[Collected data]

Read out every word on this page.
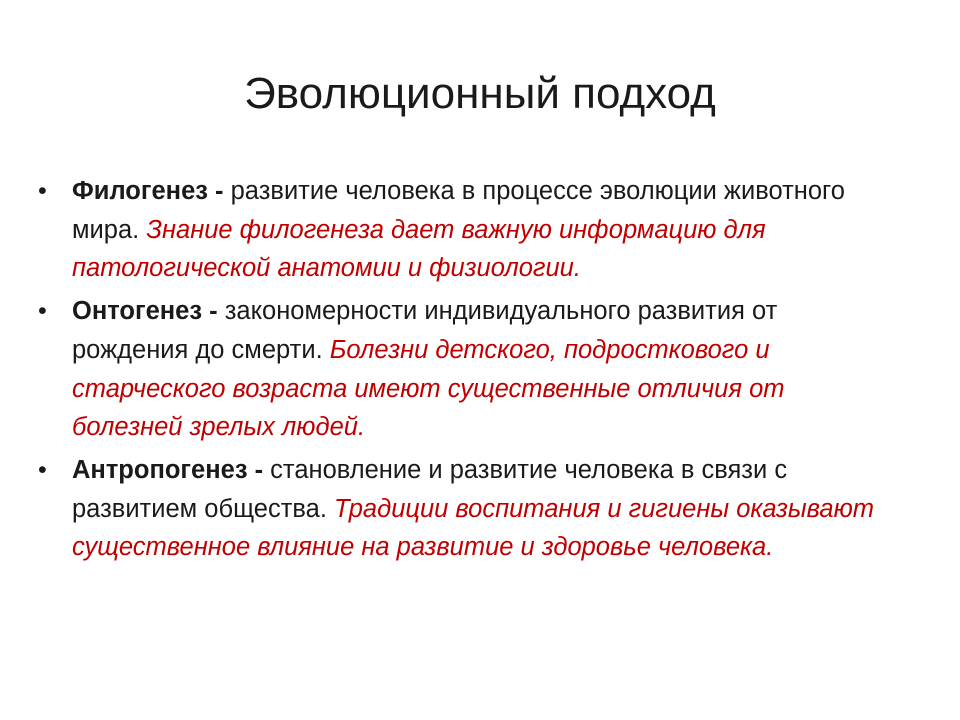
Эволюционный подход
• Филогенез - развитие человека в процессе эволюции животного мира. Знание филогенеза дает важную информацию для патологической анатомии и физиологии.
• Онтогенез - закономерности индивидуального развития от рождения до смерти. Болезни детского, подросткового и старческого возраста имеют существенные отличия от болезней зрелых людей.
• Антропогенез - становление и развитие человека в связи с развитием общества. Традиции воспитания и гигиены оказывают существенное влияние на развитие и здоровье человека.
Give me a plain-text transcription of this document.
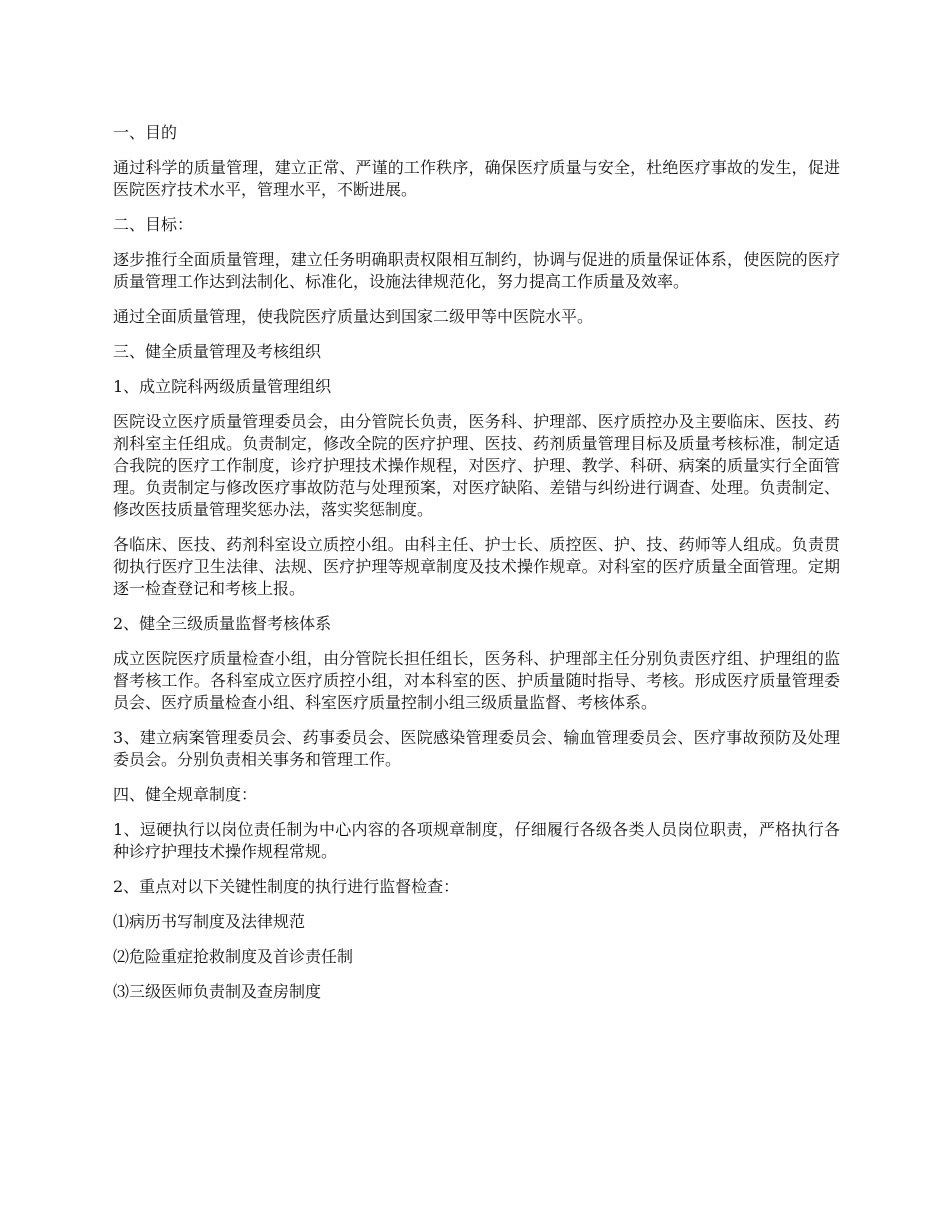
一、目的

通过科学的质量管理，建立正常、严谨的工作秩序，确保医疗质量与安全，杜绝医疗事故的发生，促进医院医疗技术水平，管理水平，不断进展。

二、目标：

逐步推行全面质量管理，建立任务明确职责权限相互制约，协调与促进的质量保证体系，使医院的医疗质量管理工作达到法制化、标准化，设施法律规范化，努力提高工作质量及效率。

通过全面质量管理，使我院医疗质量达到国家二级甲等中医院水平。

三、健全质量管理及考核组织

1、成立院科两级质量管理组织

医院设立医疗质量管理委员会，由分管院长负责，医务科、护理部、医疗质控办及主要临床、医技、药剂科室主任组成。负责制定，修改全院的医疗护理、医技、药剂质量管理目标及质量考核标准，制定适合我院的医疗工作制度，诊疗护理技术操作规程，对医疗、护理、教学、科研、病案的质量实行全面管理。负责制定与修改医疗事故防范与处理预案，对医疗缺陷、差错与纠纷进行调查、处理。负责制定、修改医技质量管理奖惩办法，落实奖惩制度。

各临床、医技、药剂科室设立质控小组。由科主任、护士长、质控医、护、技、药师等人组成。负责贯彻执行医疗卫生法律、法规、医疗护理等规章制度及技术操作规章。对科室的医疗质量全面管理。定期逐一检查登记和考核上报。

2、健全三级质量监督考核体系

成立医院医疗质量检查小组，由分管院长担任组长，医务科、护理部主任分别负责医疗组、护理组的监督考核工作。各科室成立医疗质控小组，对本科室的医、护质量随时指导、考核。形成医疗质量管理委员会、医疗质量检查小组、科室医疗质量控制小组三级质量监督、考核体系。

3、建立病案管理委员会、药事委员会、医院感染管理委员会、输血管理委员会、医疗事故预防及处理委员会。分别负责相关事务和管理工作。

四、健全规章制度：

1、逗硬执行以岗位责任制为中心内容的各项规章制度，仔细履行各级各类人员岗位职责，严格执行各种诊疗护理技术操作规程常规。

2、重点对以下关键性制度的执行进行监督检查：

⑴病历书写制度及法律规范

⑵危险重症抢救制度及首诊责任制

⑶三级医师负责制及查房制度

Short exercise: Leaving the pictures aside, transcribe the entire listing exactly.

Right answer:
Read out every word on this page.
Эволюционный подход
• Филогенез - развитие человека в процессе эволюции животного мира. Знание филогенеза дает важную информацию для патологической анатомии и физиологии.
• Онтогенез - закономерности индивидуального развития от рождения до смерти. Болезни детского, подросткового и старческого возраста имеют существенные отличия от болезней зрелых людей.
• Антропогенез - становление и развитие человека в связи с развитием общества. Традиции воспитания и гигиены оказывают существенное влияние на развитие и здоровье человека.
Give me a plain-text transcription of this document.
一、目的

通过科学的质量管理，建立正常、严谨的工作秩序，确保医疗质量与安全，杜绝医疗事故的发生，促进医院医疗技术水平，管理水平，不断进展。

二、目标：

逐步推行全面质量管理，建立任务明确职责权限相互制约，协调与促进的质量保证体系，使医院的医疗质量管理工作达到法制化、标准化，设施法律规范化，努力提高工作质量及效率。

通过全面质量管理，使我院医疗质量达到国家二级甲等中医院水平。

三、健全质量管理及考核组织

1、成立院科两级质量管理组织

医院设立医疗质量管理委员会，由分管院长负责，医务科、护理部、医疗质控办及主要临床、医技、药剂科室主任组成。负责制定，修改全院的医疗护理、医技、药剂质量管理目标及质量考核标准，制定适合我院的医疗工作制度，诊疗护理技术操作规程，对医疗、护理、教学、科研、病案的质量实行全面管理。负责制定与修改医疗事故防范与处理预案，对医疗缺陷、差错与纠纷进行调查、处理。负责制定、修改医技质量管理奖惩办法，落实奖惩制度。

各临床、医技、药剂科室设立质控小组。由科主任、护士长、质控医、护、技、药师等人组成。负责贯彻执行医疗卫生法律、法规、医疗护理等规章制度及技术操作规章。对科室的医疗质量全面管理。定期逐一检查登记和考核上报。

2、健全三级质量监督考核体系

成立医院医疗质量检查小组，由分管院长担任组长，医务科、护理部主任分别负责医疗组、护理组的监督考核工作。各科室成立医疗质控小组，对本科室的医、护质量随时指导、考核。形成医疗质量管理委员会、医疗质量检查小组、科室医疗质量控制小组三级质量监督、考核体系。

3、建立病案管理委员会、药事委员会、医院感染管理委员会、输血管理委员会、医疗事故预防及处理委员会。分别负责相关事务和管理工作。

四、健全规章制度：

1、逗硬执行以岗位责任制为中心内容的各项规章制度，仔细履行各级各类人员岗位职责，严格执行各种诊疗护理技术操作规程常规。

2、重点对以下关键性制度的执行进行监督检查：

⑴病历书写制度及法律规范

⑵危险重症抢救制度及首诊责任制

⑶三级医师负责制及查房制度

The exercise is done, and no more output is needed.